* [Exercise task]
Check every line of the entries for "Revolution", and copy the lines that hold it.

* [Data for this exercise]
— start —

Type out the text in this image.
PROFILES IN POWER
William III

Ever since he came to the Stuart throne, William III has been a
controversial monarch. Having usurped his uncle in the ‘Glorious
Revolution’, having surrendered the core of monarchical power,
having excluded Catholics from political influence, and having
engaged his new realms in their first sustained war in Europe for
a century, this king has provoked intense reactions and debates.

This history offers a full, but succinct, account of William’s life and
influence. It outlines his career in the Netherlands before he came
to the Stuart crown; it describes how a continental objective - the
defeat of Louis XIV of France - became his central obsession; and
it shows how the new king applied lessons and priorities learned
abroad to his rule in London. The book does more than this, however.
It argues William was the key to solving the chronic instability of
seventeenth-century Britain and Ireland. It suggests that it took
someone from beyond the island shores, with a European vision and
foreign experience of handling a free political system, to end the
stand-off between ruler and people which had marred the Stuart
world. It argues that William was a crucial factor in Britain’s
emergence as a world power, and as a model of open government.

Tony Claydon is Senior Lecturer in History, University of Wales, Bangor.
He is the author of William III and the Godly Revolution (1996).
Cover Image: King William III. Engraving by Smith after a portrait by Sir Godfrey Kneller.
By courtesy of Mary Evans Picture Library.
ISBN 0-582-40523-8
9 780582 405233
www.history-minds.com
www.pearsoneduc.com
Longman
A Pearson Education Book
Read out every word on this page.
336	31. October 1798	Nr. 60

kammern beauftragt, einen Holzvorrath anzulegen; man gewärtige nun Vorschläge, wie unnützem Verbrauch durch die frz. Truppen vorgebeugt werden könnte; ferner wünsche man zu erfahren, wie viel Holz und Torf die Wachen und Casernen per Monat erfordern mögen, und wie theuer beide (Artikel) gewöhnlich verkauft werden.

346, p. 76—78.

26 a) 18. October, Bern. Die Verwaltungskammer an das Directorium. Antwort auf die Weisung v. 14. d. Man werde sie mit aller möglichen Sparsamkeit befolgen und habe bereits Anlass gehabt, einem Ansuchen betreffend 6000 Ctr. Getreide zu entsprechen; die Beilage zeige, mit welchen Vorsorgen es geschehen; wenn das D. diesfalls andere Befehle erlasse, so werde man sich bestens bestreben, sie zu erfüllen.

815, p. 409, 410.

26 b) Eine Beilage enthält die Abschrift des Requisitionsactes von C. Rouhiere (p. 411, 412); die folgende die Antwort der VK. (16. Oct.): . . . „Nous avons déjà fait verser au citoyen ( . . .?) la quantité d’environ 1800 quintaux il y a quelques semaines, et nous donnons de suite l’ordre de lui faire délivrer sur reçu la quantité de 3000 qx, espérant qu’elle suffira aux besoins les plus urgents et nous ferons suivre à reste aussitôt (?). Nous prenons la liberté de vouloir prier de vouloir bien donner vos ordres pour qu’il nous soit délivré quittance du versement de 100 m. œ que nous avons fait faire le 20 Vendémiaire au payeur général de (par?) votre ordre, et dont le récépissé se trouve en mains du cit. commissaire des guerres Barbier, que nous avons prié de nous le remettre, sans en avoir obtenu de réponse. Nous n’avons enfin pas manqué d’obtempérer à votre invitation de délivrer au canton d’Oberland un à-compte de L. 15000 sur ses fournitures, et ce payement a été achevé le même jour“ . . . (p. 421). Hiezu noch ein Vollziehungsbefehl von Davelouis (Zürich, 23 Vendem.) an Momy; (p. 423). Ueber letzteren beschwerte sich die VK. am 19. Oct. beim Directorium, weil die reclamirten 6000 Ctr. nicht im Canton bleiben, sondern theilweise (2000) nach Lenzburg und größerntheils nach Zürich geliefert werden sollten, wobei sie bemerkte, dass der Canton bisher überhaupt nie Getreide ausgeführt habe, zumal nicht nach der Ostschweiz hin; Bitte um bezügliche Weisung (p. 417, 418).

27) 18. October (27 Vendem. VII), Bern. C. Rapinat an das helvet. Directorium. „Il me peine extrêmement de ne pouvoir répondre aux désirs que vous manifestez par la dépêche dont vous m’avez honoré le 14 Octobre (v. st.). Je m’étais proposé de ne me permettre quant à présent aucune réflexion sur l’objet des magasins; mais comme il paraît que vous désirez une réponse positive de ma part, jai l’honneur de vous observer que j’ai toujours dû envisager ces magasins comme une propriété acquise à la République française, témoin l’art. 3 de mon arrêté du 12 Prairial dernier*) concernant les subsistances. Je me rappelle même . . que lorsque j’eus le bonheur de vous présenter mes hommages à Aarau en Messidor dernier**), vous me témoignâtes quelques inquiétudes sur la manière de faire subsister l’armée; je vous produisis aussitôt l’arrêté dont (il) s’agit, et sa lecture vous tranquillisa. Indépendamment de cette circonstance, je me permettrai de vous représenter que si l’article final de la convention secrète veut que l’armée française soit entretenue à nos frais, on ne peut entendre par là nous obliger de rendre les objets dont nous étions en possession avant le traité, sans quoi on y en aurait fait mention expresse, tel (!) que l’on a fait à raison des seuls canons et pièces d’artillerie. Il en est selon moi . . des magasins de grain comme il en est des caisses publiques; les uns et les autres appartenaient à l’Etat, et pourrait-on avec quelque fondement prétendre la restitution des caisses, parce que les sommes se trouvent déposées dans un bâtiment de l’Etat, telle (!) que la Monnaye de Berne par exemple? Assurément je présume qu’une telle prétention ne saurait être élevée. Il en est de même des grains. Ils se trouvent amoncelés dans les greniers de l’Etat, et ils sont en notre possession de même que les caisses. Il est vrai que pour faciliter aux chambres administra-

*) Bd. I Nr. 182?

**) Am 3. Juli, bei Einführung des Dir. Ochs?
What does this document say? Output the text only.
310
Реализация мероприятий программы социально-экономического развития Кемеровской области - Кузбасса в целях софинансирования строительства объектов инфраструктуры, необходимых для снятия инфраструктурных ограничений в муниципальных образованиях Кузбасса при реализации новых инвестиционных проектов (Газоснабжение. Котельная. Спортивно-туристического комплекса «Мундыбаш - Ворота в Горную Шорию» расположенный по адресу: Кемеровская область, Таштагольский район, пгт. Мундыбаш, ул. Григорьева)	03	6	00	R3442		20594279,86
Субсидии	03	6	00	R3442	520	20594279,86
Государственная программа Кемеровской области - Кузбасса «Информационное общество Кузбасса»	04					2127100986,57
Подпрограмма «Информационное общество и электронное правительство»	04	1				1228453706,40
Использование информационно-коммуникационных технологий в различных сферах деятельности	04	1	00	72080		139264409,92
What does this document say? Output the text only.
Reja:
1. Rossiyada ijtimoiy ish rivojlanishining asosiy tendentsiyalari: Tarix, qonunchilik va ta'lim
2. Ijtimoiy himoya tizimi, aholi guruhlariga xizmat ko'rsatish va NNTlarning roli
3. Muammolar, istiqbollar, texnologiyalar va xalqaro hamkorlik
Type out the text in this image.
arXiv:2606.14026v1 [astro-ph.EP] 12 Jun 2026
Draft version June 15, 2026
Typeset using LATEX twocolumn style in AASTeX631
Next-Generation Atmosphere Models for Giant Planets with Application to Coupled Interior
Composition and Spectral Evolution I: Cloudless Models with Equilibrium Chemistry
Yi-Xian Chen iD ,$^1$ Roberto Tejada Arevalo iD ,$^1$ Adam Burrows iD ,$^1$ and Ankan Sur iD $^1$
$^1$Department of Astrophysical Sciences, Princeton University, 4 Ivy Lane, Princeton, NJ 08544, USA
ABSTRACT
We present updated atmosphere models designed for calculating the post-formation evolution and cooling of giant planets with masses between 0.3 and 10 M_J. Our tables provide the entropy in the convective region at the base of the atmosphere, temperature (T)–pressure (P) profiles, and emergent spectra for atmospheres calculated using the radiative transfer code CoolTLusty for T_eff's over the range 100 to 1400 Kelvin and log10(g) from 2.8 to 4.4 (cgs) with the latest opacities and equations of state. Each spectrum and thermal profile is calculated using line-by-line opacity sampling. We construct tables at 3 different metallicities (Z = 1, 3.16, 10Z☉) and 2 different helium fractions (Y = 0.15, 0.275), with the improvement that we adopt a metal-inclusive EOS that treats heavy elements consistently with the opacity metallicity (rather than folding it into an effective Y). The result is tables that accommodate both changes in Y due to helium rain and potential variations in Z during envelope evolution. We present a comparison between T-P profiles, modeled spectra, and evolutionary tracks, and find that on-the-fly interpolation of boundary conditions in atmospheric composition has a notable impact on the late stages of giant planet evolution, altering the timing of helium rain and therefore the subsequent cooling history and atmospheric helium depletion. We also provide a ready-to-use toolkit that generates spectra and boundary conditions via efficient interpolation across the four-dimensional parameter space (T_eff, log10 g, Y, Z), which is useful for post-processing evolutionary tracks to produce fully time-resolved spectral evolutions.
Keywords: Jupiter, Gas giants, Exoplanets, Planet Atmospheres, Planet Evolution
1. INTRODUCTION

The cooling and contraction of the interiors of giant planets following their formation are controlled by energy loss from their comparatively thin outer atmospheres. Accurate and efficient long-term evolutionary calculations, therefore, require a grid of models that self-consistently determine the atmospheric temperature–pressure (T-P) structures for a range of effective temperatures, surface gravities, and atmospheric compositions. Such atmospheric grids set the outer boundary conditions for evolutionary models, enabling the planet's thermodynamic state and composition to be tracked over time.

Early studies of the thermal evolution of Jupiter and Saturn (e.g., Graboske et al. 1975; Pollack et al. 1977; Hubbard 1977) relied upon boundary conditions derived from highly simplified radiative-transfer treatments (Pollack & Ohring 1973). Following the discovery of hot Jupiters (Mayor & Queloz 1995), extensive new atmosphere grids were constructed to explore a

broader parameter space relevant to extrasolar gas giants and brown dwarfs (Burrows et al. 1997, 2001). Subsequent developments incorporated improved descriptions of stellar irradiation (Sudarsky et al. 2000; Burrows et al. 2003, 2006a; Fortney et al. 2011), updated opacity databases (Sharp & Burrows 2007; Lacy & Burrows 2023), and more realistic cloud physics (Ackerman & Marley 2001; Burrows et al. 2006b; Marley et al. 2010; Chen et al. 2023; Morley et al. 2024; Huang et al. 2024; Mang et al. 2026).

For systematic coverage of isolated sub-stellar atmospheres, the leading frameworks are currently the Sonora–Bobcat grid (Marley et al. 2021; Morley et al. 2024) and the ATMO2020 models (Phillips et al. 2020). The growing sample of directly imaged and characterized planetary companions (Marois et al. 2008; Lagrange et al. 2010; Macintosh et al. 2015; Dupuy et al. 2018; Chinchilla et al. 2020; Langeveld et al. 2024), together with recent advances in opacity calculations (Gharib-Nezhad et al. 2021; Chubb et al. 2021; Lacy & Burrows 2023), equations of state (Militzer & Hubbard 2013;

— end —

* [Reply]
Revolution’, having surrendered the core of monarchical power,
He is the author of William III and the Godly Revolution (1996).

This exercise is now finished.